** Start of EXCERPTED RECORDS **

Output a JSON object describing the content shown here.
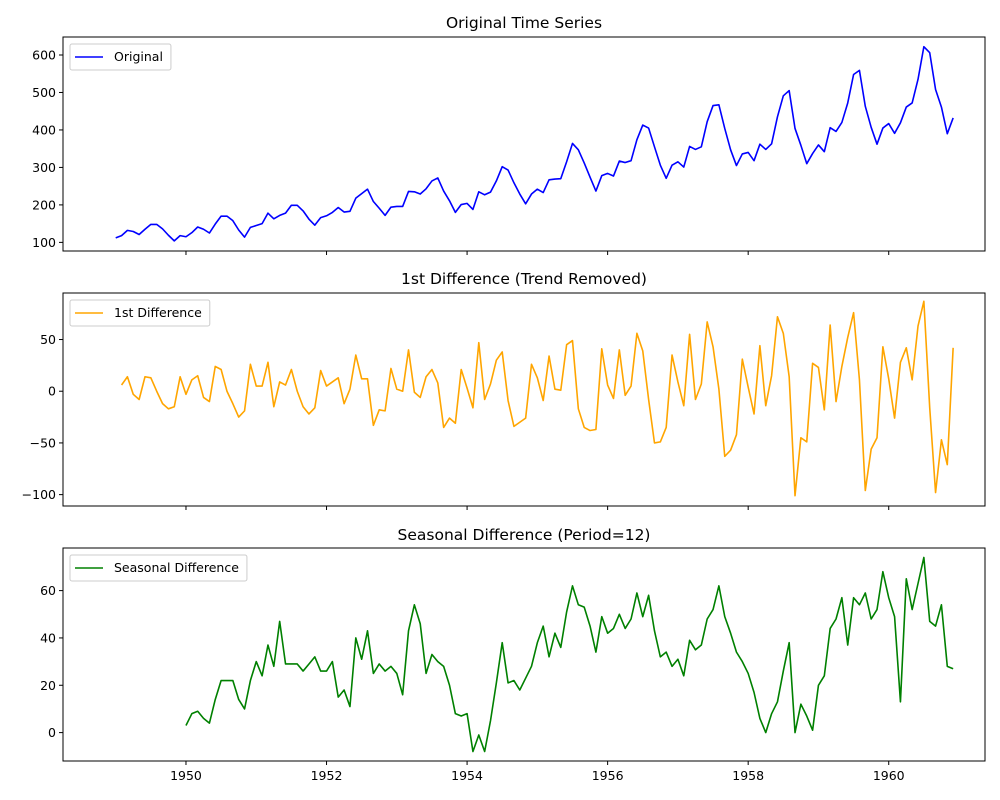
{
  "chart_data": [
    {
      "type": "line",
      "title": "Original Time Series",
      "xlabel": "",
      "ylabel": "",
      "legend": {
        "entries": [
          "Original"
        ],
        "placement": "upper-left"
      },
      "color": "#0000ff",
      "ylim": [
        77,
        648
      ],
      "yticks": [
        100,
        200,
        300,
        400,
        500,
        600
      ],
      "ytick_labels": [
        "100",
        "200",
        "300",
        "400",
        "500",
        "600"
      ],
      "x_start": "1949-01",
      "x_frequency": "monthly",
      "values": [
        112,
        118,
        132,
        129,
        121,
        135,
        148,
        148,
        136,
        119,
        104,
        118,
        115,
        126,
        141,
        135,
        125,
        149,
        170,
        170,
        158,
        133,
        114,
        140,
        145,
        150,
        178,
        163,
        172,
        178,
        199,
        199,
        184,
        162,
        146,
        166,
        171,
        180,
        193,
        181,
        183,
        218,
        230,
        242,
        209,
        191,
        172,
        194,
        196,
        196,
        236,
        235,
        229,
        243,
        264,
        272,
        237,
        211,
        180,
        201,
        204,
        188,
        235,
        227,
        234,
        264,
        302,
        293,
        259,
        229,
        203,
        229,
        242,
        233,
        267,
        269,
        270,
        315,
        364,
        347,
        312,
        274,
        237,
        278,
        284,
        277,
        317,
        313,
        318,
        374,
        413,
        405,
        355,
        306,
        271,
        306,
        315,
        301,
        356,
        348,
        355,
        422,
        465,
        467,
        404,
        347,
        305,
        336,
        340,
        318,
        362,
        348,
        363,
        435,
        491,
        505,
        404,
        359,
        310,
        337,
        360,
        342,
        406,
        396,
        420,
        472,
        548,
        559,
        463,
        407,
        362,
        405,
        417,
        391,
        419,
        461,
        472,
        535,
        622,
        606,
        508,
        461,
        390,
        432
      ],
      "show_xtick_labels": false
    },
    {
      "type": "line",
      "title": "1st Difference (Trend Removed)",
      "xlabel": "",
      "ylabel": "",
      "legend": {
        "entries": [
          "1st Difference"
        ],
        "placement": "upper-left"
      },
      "color": "#ffa500",
      "ylim": [
        -111,
        95
      ],
      "yticks": [
        -100,
        -50,
        0,
        50
      ],
      "ytick_labels": [
        "−100",
        "−50",
        "0",
        "50"
      ],
      "x_start": "1949-02",
      "x_frequency": "monthly",
      "values": [
        6,
        14,
        -3,
        -8,
        14,
        13,
        0,
        -12,
        -17,
        -15,
        14,
        -3,
        11,
        15,
        -6,
        -10,
        24,
        21,
        0,
        -12,
        -25,
        -19,
        26,
        5,
        5,
        28,
        -15,
        9,
        6,
        21,
        0,
        -15,
        -22,
        -16,
        20,
        5,
        9,
        13,
        -12,
        2,
        35,
        12,
        12,
        -33,
        -18,
        -19,
        22,
        2,
        0,
        40,
        -1,
        -6,
        14,
        21,
        8,
        -35,
        -26,
        -31,
        21,
        3,
        -16,
        47,
        -8,
        7,
        30,
        38,
        -9,
        -34,
        -30,
        -26,
        26,
        13,
        -9,
        34,
        2,
        1,
        45,
        49,
        -17,
        -35,
        -38,
        -37,
        41,
        6,
        -7,
        40,
        -4,
        5,
        56,
        39,
        -8,
        -50,
        -49,
        -35,
        35,
        9,
        -14,
        55,
        -8,
        7,
        67,
        43,
        2,
        -63,
        -57,
        -42,
        31,
        4,
        -22,
        44,
        -14,
        15,
        72,
        56,
        14,
        -101,
        -45,
        -49,
        27,
        23,
        -18,
        64,
        -10,
        24,
        52,
        76,
        11,
        -96,
        -56,
        -45,
        43,
        12,
        -26,
        28,
        42,
        11,
        63,
        87,
        -16,
        -98,
        -47,
        -71,
        42
      ],
      "show_xtick_labels": false
    },
    {
      "type": "line",
      "title": "Seasonal Difference (Period=12)",
      "xlabel": "",
      "ylabel": "",
      "legend": {
        "entries": [
          "Seasonal Difference"
        ],
        "placement": "upper-left"
      },
      "color": "#008000",
      "ylim": [
        -12,
        78
      ],
      "yticks": [
        0,
        20,
        40,
        60
      ],
      "ytick_labels": [
        "0",
        "20",
        "40",
        "60"
      ],
      "x_start": "1950-01",
      "x_frequency": "monthly",
      "values": [
        3,
        8,
        9,
        6,
        4,
        14,
        22,
        22,
        22,
        14,
        10,
        22,
        30,
        24,
        37,
        28,
        47,
        29,
        29,
        29,
        26,
        29,
        32,
        26,
        26,
        30,
        15,
        18,
        11,
        40,
        31,
        43,
        25,
        29,
        26,
        28,
        25,
        16,
        43,
        54,
        46,
        25,
        33,
        30,
        28,
        20,
        8,
        7,
        8,
        -8,
        -1,
        -8,
        5,
        21,
        38,
        21,
        22,
        18,
        23,
        28,
        38,
        45,
        32,
        42,
        36,
        51,
        62,
        54,
        53,
        45,
        34,
        49,
        42,
        44,
        50,
        44,
        48,
        59,
        49,
        58,
        43,
        32,
        34,
        28,
        31,
        24,
        39,
        35,
        37,
        48,
        52,
        62,
        49,
        42,
        34,
        30,
        25,
        17,
        6,
        0,
        8,
        13,
        26,
        38,
        0,
        12,
        7,
        1,
        20,
        24,
        44,
        48,
        57,
        37,
        57,
        54,
        59,
        48,
        52,
        68,
        57,
        49,
        13,
        65,
        52,
        63,
        74,
        47,
        45,
        54,
        28,
        27
      ]
    }
  ],
  "shared_x_axis": {
    "xlim_years": [
      1948.25,
      1961.37
    ],
    "xticks": [
      1950,
      1952,
      1954,
      1956,
      1958,
      1960
    ],
    "xtick_labels": [
      "1950",
      "1952",
      "1954",
      "1956",
      "1958",
      "1960"
    ]
  }
}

** End of EXCERPTED RECORDS **

EXERCISE BRIEF: Please set down each line of the data above exactly as written, without the pictures.

COMPLETE OUTPUT:
Output a JSON object describing the content shown here.
{
  "chart_data": [
    {
      "type": "line",
      "title": "Original Time Series",
      "xlabel": "",
      "ylabel": "",
      "legend": {
        "entries": [
          "Original"
        ],
        "placement": "upper-left"
      },
      "color": "#0000ff",
      "ylim": [
        77,
        648
      ],
      "yticks": [
        100,
        200,
        300,
        400,
        500,
        600
      ],
      "ytick_labels": [
        "100",
        "200",
        "300",
        "400",
        "500",
        "600"
      ],
      "x_start": "1949-01",
      "x_frequency": "monthly",
      "values": [
        112,
        118,
        132,
        129,
        121,
        135,
        148,
        148,
        136,
        119,
        104,
        118,
        115,
        126,
        141,
        135,
        125,
        149,
        170,
        170,
        158,
        133,
        114,
        140,
        145,
        150,
        178,
        163,
        172,
        178,
        199,
        199,
        184,
        162,
        146,
        166,
        171,
        180,
        193,
        181,
        183,
        218,
        230,
        242,
        209,
        191,
        172,
        194,
        196,
        196,
        236,
        235,
        229,
        243,
        264,
        272,
        237,
        211,
        180,
        201,
        204,
        188,
        235,
        227,
        234,
        264,
        302,
        293,
        259,
        229,
        203,
        229,
        242,
        233,
        267,
        269,
        270,
        315,
        364,
        347,
        312,
        274,
        237,
        278,
        284,
        277,
        317,
        313,
        318,
        374,
        413,
        405,
        355,
        306,
        271,
        306,
        315,
        301,
        356,
        348,
        355,
        422,
        465,
        467,
        404,
        347,
        305,
        336,
        340,
        318,
        362,
        348,
        363,
        435,
        491,
        505,
        404,
        359,
        310,
        337,
        360,
        342,
        406,
        396,
        420,
        472,
        548,
        559,
        463,
        407,
        362,
        405,
        417,
        391,
        419,
        461,
        472,
        535,
        622,
        606,
        508,
        461,
        390,
        432
      ],
      "show_xtick_labels": false
    },
    {
      "type": "line",
      "title": "1st Difference (Trend Removed)",
      "xlabel": "",
      "ylabel": "",
      "legend": {
        "entries": [
          "1st Difference"
        ],
        "placement": "upper-left"
      },
      "color": "#ffa500",
      "ylim": [
        -111,
        95
      ],
      "yticks": [
        -100,
        -50,
        0,
        50
      ],
      "ytick_labels": [
        "−100",
        "−50",
        "0",
        "50"
      ],
      "x_start": "1949-02",
      "x_frequency": "monthly",
      "values": [
        6,
        14,
        -3,
        -8,
        14,
        13,
        0,
        -12,
        -17,
        -15,
        14,
        -3,
        11,
        15,
        -6,
        -10,
        24,
        21,
        0,
        -12,
        -25,
        -19,
        26,
        5,
        5,
        28,
        -15,
        9,
        6,
        21,
        0,
        -15,
        -22,
        -16,
        20,
        5,
        9,
        13,
        -12,
        2,
        35,
        12,
        12,
        -33,
        -18,
        -19,
        22,
        2,
        0,
        40,
        -1,
        -6,
        14,
        21,
        8,
        -35,
        -26,
        -31,
        21,
        3,
        -16,
        47,
        -8,
        7,
        30,
        38,
        -9,
        -34,
        -30,
        -26,
        26,
        13,
        -9,
        34,
        2,
        1,
        45,
        49,
        -17,
        -35,
        -38,
        -37,
        41,
        6,
        -7,
        40,
        -4,
        5,
        56,
        39,
        -8,
        -50,
        -49,
        -35,
        35,
        9,
        -14,
        55,
        -8,
        7,
        67,
        43,
        2,
        -63,
        -57,
        -42,
        31,
        4,
        -22,
        44,
        -14,
        15,
        72,
        56,
        14,
        -101,
        -45,
        -49,
        27,
        23,
        -18,
        64,
        -10,
        24,
        52,
        76,
        11,
        -96,
        -56,
        -45,
        43,
        12,
        -26,
        28,
        42,
        11,
        63,
        87,
        -16,
        -98,
        -47,
        -71,
        42
      ],
      "show_xtick_labels": false
    },
    {
      "type": "line",
      "title": "Seasonal Difference (Period=12)",
      "xlabel": "",
      "ylabel": "",
      "legend": {
        "entries": [
          "Seasonal Difference"
        ],
        "placement": "upper-left"
      },
      "color": "#008000",
      "ylim": [
        -12,
        78
      ],
      "yticks": [
        0,
        20,
        40,
        60
      ],
      "ytick_labels": [
        "0",
        "20",
        "40",
        "60"
      ],
      "x_start": "1950-01",
      "x_frequency": "monthly",
      "values": [
        3,
        8,
        9,
        6,
        4,
        14,
        22,
        22,
        22,
        14,
        10,
        22,
        30,
        24,
        37,
        28,
        47,
        29,
        29,
        29,
        26,
        29,
        32,
        26,
        26,
        30,
        15,
        18,
        11,
        40,
        31,
        43,
        25,
        29,
        26,
        28,
        25,
        16,
        43,
        54,
        46,
        25,
        33,
        30,
        28,
        20,
        8,
        7,
        8,
        -8,
        -1,
        -8,
        5,
        21,
        38,
        21,
        22,
        18,
        23,
        28,
        38,
        45,
        32,
        42,
        36,
        51,
        62,
        54,
        53,
        45,
        34,
        49,
        42,
        44,
        50,
        44,
        48,
        59,
        49,
        58,
        43,
        32,
        34,
        28,
        31,
        24,
        39,
        35,
        37,
        48,
        52,
        62,
        49,
        42,
        34,
        30,
        25,
        17,
        6,
        0,
        8,
        13,
        26,
        38,
        0,
        12,
        7,
        1,
        20,
        24,
        44,
        48,
        57,
        37,
        57,
        54,
        59,
        48,
        52,
        68,
        57,
        49,
        13,
        65,
        52,
        63,
        74,
        47,
        45,
        54,
        28,
        27
      ]
    }
  ],
  "shared_x_axis": {
    "xlim_years": [
      1948.25,
      1961.37
    ],
    "xticks": [
      1950,
      1952,
      1954,
      1956,
      1958,
      1960
    ],
    "xtick_labels": [
      "1950",
      "1952",
      "1954",
      "1956",
      "1958",
      "1960"
    ]
  }
}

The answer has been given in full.